• [Working data]:
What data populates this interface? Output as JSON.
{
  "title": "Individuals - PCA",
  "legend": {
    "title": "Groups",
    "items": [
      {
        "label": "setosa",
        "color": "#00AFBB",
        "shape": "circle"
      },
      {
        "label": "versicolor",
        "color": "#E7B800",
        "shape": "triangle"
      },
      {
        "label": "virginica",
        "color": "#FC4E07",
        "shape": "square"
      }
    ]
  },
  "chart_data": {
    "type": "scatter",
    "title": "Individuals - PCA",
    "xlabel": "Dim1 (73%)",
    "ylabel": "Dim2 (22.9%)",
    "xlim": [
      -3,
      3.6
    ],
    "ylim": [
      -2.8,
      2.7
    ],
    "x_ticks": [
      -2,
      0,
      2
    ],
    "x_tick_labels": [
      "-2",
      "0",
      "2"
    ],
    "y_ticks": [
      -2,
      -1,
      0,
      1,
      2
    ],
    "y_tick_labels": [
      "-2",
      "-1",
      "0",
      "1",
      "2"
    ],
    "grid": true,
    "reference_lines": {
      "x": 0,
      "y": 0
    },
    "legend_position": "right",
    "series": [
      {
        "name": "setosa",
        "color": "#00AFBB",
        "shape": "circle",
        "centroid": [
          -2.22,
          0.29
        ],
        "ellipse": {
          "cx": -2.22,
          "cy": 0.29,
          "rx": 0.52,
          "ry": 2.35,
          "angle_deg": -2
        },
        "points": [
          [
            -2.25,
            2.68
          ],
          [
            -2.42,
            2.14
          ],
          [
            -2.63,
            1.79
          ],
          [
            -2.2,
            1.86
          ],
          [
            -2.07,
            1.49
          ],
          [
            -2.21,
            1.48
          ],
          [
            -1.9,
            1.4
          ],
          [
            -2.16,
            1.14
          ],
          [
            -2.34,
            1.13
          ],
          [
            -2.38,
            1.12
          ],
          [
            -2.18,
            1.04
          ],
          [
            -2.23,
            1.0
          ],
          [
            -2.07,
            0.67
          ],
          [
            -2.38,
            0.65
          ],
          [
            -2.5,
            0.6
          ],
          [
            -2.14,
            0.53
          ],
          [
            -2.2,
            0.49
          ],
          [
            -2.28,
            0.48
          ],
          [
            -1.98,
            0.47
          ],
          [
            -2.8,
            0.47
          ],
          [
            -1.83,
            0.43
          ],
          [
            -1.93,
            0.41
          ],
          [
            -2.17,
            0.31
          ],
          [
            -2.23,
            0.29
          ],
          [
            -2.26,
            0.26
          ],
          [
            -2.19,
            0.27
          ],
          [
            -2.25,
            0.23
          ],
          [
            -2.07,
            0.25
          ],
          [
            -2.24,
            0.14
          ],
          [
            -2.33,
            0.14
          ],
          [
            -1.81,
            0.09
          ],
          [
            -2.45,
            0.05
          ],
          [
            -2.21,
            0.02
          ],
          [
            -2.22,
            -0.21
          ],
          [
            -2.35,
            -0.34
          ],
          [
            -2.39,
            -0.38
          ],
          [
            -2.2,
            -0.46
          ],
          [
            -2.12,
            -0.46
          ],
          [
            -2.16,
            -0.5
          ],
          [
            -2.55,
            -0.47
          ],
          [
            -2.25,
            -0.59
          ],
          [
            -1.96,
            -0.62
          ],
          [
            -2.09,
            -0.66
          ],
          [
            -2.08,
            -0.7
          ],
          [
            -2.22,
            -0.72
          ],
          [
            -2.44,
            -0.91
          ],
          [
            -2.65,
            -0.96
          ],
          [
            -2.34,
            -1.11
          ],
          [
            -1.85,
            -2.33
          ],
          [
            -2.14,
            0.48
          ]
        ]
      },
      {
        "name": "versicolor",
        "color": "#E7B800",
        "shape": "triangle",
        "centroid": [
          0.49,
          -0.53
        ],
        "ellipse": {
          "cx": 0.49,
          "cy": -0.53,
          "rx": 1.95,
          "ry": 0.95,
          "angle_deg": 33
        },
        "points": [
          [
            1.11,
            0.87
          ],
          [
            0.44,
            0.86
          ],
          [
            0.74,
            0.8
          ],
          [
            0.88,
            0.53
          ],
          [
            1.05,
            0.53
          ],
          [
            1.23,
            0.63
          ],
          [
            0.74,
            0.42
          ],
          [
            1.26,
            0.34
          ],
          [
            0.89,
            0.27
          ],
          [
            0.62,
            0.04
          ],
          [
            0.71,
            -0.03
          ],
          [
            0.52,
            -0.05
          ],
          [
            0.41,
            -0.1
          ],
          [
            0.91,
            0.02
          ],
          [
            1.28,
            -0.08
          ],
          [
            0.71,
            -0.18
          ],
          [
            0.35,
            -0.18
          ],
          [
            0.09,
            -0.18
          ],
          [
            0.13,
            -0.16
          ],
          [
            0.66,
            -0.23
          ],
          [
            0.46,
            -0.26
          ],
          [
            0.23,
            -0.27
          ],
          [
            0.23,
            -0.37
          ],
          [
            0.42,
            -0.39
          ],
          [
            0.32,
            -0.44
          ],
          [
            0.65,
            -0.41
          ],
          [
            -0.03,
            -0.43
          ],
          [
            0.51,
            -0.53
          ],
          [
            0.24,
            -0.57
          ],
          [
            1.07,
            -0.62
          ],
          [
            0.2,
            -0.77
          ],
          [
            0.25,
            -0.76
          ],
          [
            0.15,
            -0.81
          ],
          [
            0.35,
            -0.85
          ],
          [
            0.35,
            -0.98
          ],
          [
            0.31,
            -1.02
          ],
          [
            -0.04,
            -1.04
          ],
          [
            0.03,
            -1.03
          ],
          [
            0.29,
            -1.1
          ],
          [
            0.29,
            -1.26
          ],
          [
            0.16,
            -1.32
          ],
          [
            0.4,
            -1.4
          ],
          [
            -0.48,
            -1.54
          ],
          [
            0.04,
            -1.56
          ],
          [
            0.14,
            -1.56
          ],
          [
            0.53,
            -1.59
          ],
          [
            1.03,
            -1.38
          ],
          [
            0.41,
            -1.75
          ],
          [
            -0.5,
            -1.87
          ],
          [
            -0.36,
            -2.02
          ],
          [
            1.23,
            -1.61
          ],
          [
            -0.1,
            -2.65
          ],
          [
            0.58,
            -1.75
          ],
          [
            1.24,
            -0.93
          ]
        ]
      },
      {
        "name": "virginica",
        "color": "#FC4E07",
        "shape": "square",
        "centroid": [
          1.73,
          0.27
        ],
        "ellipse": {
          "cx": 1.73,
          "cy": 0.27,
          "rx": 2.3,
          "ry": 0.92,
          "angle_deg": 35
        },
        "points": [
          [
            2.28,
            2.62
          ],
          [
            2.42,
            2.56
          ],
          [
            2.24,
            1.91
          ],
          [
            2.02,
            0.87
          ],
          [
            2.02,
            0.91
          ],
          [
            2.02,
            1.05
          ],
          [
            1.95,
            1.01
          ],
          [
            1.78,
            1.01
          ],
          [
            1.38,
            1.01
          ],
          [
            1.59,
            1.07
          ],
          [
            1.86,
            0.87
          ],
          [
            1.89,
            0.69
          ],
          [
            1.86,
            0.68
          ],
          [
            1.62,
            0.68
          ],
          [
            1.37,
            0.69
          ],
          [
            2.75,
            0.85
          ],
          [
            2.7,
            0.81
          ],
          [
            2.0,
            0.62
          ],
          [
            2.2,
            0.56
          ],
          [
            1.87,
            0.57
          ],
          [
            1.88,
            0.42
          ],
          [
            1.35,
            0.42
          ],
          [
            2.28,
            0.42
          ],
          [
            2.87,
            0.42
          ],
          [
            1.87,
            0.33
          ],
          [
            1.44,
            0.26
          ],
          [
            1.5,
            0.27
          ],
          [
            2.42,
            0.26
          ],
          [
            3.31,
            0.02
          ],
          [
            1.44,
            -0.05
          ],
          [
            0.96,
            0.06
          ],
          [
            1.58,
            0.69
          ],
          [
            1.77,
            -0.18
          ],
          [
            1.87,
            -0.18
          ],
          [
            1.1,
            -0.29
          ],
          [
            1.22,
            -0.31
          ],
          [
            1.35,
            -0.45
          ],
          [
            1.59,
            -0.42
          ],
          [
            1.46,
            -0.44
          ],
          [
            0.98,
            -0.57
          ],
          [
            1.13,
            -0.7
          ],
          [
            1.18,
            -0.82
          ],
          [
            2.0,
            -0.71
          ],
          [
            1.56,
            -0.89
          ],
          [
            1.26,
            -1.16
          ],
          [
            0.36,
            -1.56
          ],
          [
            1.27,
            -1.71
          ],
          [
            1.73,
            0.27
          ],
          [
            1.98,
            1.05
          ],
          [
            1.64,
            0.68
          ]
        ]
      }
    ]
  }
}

• [Directive]: Find the lines holding "name" and list every one.

• [Response below]:
        "name": "setosa",
        "name": "versicolor",
        "name": "virginica",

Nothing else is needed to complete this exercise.